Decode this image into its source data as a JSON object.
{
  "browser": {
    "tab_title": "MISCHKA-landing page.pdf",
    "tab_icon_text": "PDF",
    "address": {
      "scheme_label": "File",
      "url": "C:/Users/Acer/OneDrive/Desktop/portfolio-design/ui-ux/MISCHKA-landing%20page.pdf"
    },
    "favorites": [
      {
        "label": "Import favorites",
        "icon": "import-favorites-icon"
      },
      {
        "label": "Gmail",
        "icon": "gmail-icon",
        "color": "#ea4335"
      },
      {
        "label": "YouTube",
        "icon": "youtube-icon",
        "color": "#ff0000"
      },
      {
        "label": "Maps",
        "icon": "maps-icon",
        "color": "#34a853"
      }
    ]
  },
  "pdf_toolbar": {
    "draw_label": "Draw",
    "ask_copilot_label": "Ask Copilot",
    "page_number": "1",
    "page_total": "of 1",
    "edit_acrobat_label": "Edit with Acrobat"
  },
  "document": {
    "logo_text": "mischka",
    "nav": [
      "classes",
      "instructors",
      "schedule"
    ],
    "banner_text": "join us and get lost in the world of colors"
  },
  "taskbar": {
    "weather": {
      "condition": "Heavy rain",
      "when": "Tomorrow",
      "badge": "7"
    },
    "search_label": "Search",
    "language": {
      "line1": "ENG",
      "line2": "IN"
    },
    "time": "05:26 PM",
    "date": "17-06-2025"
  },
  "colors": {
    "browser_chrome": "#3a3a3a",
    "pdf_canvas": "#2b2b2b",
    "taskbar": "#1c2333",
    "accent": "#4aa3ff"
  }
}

__Exercise brief__:
Filter lines by "colors" and return each hit.

__Written answer__:
    "banner_text": "join us and get lost in the world of colors"
  "colors": {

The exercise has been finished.